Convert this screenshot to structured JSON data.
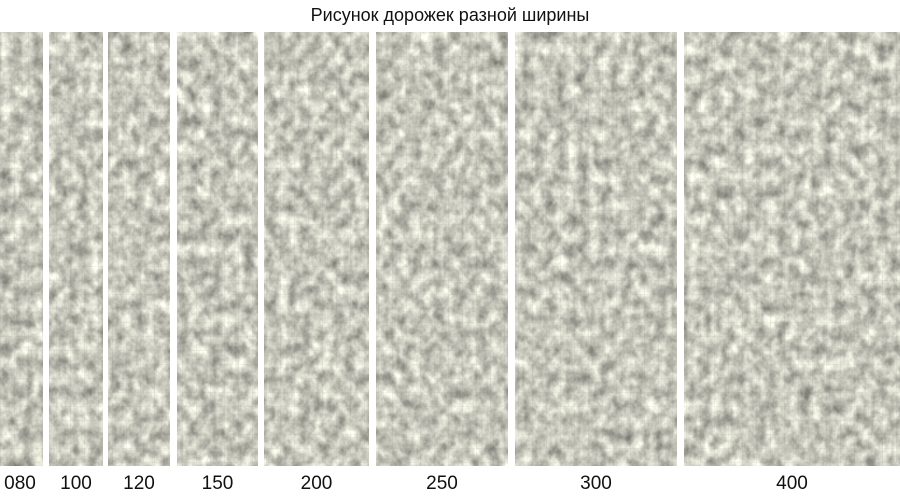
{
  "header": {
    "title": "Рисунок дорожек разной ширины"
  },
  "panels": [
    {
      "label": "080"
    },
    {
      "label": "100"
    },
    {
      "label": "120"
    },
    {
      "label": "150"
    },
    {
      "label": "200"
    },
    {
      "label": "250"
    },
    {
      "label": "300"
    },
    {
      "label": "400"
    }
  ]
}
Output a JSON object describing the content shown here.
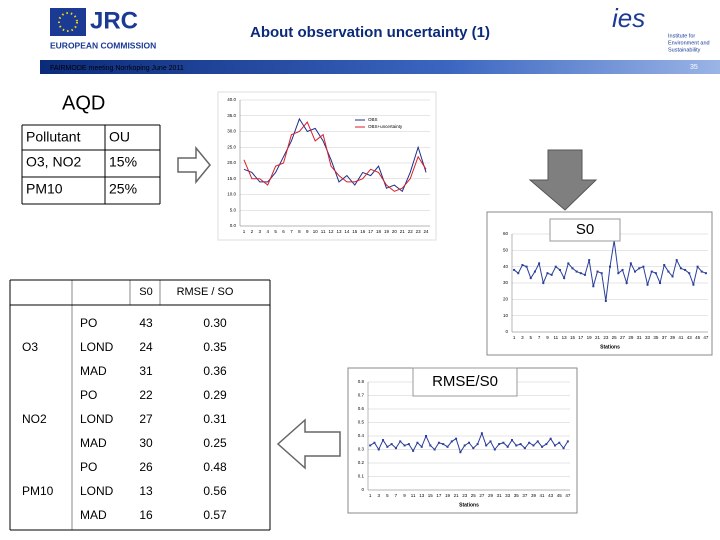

----

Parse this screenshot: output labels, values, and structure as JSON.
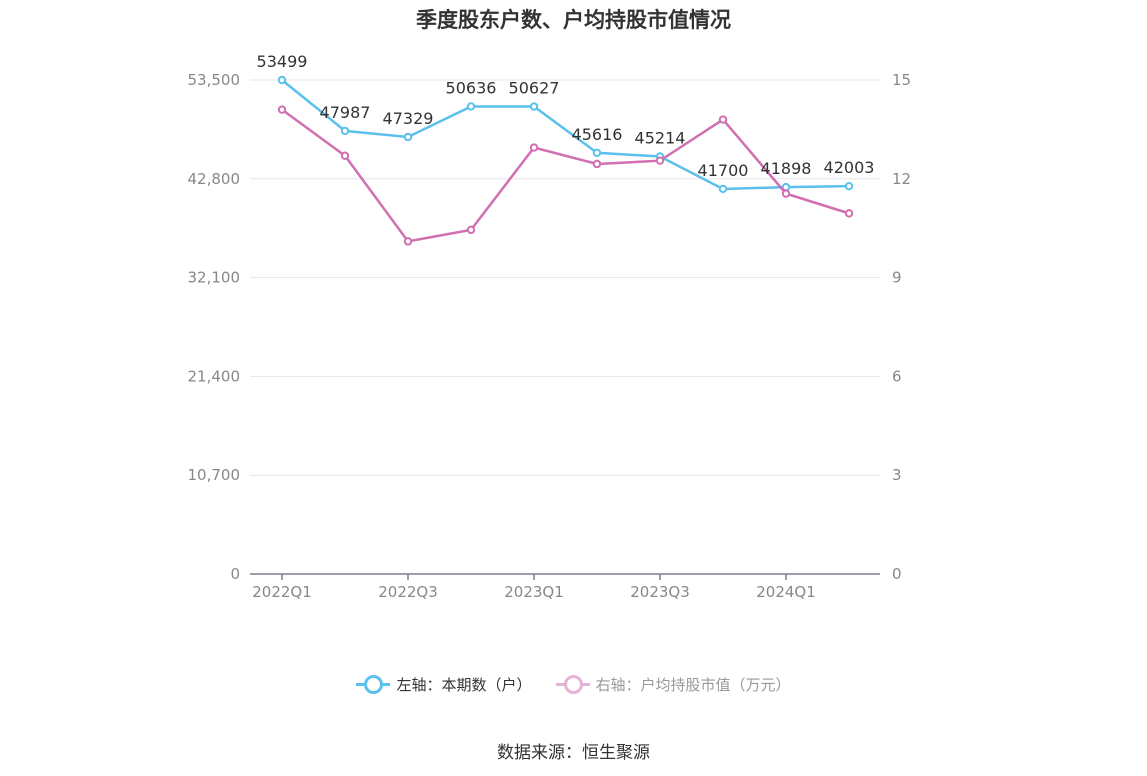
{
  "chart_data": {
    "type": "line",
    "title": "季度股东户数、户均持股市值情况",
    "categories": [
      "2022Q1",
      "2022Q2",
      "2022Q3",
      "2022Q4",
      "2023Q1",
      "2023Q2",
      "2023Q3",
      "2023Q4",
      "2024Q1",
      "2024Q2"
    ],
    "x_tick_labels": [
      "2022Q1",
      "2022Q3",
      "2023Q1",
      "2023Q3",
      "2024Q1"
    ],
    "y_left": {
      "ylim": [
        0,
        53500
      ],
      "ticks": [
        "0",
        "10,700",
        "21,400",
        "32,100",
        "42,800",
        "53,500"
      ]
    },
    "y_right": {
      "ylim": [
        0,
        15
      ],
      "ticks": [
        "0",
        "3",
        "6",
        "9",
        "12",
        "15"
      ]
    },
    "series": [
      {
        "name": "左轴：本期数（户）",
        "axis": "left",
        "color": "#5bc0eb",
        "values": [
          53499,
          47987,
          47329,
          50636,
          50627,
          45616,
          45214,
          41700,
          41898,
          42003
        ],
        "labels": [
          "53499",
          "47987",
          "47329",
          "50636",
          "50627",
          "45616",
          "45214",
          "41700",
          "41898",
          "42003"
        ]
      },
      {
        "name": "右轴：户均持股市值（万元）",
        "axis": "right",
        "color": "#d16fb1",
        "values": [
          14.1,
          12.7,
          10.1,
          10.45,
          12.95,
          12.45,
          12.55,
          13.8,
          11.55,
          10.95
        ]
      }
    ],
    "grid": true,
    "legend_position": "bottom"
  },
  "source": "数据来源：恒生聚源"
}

----

● Do this:
Return exactly the lines from the one with "Convert this screenshot" to the one with "Output a JSON", inclusive, and nothing else; skip the pictures.

● Result of this exercise:
Convert this screenshot to structured JSON data.
{
  "header": {
    "title": "Рисунок дорожек разной ширины"
  },
  "panels": [
    {
      "label": "080"
    },
    {
      "label": "100"
    },
    {
      "label": "120"
    },
    {
      "label": "150"
    },
    {
      "label": "200"
    },
    {
      "label": "250"
    },
    {
      "label": "300"
    },
    {
      "label": "400"
    }
  ]
}
Output a JSON object describing the content shown here.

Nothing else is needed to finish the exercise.